### Written task
Scan the data below for the string "Price". Copy every line where it appears.

### Information shown
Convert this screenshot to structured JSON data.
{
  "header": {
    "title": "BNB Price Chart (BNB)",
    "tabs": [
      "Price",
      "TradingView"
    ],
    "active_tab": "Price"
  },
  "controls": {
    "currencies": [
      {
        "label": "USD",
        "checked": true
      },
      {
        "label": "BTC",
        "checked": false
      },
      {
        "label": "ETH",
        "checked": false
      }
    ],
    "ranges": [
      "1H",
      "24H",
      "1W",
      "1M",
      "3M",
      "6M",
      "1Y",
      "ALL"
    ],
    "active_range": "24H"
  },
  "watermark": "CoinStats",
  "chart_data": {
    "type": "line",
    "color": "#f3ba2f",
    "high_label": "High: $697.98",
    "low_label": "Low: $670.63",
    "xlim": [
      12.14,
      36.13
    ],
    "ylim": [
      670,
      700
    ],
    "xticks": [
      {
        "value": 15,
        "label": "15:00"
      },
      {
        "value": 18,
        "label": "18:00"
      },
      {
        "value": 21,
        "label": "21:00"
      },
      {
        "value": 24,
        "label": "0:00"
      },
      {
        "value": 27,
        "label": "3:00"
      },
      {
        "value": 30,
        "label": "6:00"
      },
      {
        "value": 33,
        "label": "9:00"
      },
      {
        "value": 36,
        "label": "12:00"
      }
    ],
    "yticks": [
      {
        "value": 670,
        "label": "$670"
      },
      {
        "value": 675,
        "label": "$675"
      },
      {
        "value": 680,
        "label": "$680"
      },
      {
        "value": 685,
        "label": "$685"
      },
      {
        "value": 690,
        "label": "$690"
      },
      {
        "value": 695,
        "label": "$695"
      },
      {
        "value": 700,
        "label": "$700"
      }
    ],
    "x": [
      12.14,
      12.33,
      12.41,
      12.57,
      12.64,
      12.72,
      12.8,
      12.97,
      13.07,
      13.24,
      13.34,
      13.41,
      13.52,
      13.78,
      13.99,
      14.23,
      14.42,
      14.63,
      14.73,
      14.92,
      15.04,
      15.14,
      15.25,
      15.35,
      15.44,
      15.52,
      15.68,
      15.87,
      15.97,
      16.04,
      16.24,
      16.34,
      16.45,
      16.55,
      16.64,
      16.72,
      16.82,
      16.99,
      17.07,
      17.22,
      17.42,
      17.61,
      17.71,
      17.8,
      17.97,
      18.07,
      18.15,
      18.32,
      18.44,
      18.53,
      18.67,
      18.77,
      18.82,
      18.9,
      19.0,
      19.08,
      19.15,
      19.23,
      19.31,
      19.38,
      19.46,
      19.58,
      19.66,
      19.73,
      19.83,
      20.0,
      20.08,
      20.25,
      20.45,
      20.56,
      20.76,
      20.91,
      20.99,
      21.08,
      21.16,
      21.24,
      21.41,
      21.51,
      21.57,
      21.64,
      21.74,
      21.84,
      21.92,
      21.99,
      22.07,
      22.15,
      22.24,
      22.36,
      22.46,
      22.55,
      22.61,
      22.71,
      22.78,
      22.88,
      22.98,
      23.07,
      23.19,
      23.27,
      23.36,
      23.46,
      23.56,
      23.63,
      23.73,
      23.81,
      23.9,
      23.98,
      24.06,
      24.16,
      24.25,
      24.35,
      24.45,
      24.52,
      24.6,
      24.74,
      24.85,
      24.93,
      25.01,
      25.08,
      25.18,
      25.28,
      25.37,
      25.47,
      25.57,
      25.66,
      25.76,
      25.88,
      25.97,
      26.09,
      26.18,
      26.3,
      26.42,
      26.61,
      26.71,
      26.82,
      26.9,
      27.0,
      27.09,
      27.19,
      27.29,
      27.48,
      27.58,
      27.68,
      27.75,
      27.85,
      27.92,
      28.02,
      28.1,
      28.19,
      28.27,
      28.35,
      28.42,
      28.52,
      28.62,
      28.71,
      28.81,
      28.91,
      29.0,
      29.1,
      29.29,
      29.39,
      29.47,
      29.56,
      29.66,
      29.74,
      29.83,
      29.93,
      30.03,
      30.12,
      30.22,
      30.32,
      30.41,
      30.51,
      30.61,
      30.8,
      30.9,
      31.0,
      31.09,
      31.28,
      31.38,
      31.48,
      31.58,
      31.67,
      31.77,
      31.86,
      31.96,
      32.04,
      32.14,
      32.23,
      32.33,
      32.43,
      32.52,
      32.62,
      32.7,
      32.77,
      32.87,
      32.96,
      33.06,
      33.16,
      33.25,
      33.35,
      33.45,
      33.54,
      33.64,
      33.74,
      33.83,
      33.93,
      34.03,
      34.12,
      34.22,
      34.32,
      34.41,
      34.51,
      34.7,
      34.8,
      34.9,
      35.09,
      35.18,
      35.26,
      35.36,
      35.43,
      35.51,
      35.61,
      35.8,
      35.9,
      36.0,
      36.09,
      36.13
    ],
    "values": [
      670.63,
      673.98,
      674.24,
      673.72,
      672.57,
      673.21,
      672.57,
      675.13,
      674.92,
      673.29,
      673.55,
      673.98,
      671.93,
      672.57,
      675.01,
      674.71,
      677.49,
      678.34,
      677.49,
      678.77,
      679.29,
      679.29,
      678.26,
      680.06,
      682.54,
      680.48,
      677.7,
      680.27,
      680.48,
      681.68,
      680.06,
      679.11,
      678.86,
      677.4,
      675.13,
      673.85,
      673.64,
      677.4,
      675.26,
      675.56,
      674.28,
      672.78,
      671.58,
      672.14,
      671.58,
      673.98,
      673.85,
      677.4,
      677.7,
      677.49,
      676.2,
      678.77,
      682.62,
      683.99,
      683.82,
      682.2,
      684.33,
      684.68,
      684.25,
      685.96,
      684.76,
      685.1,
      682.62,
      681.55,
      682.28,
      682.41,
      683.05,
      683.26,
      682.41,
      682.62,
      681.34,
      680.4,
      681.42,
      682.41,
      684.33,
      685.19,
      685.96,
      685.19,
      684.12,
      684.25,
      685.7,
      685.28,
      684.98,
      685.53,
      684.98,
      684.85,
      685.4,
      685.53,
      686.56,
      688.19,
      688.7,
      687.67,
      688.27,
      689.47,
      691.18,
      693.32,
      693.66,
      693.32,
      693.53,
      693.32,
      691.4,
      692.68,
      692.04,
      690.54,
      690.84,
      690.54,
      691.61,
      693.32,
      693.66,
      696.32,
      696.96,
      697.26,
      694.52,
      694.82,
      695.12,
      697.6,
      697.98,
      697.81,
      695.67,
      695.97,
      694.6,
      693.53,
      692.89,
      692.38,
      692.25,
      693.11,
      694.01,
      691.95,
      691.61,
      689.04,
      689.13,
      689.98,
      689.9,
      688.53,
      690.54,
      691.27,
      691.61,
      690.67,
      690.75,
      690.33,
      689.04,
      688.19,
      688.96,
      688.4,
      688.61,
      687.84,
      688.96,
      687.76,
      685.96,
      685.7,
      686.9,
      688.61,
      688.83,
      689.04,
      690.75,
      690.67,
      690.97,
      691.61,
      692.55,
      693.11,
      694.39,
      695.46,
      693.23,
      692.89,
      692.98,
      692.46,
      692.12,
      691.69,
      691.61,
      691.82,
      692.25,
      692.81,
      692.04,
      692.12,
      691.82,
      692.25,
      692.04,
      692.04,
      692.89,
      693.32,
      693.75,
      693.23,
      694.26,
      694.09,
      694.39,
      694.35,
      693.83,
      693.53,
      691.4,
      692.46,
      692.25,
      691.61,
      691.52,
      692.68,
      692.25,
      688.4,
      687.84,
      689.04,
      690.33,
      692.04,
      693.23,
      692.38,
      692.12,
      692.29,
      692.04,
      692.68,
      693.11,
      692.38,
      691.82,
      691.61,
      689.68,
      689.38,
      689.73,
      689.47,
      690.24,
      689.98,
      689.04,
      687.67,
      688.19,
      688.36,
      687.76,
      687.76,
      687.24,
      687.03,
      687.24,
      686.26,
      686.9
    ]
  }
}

### Solution for this task
    "title": "BNB Price Chart (BNB)",
      "Price",
    "active_tab": "Price"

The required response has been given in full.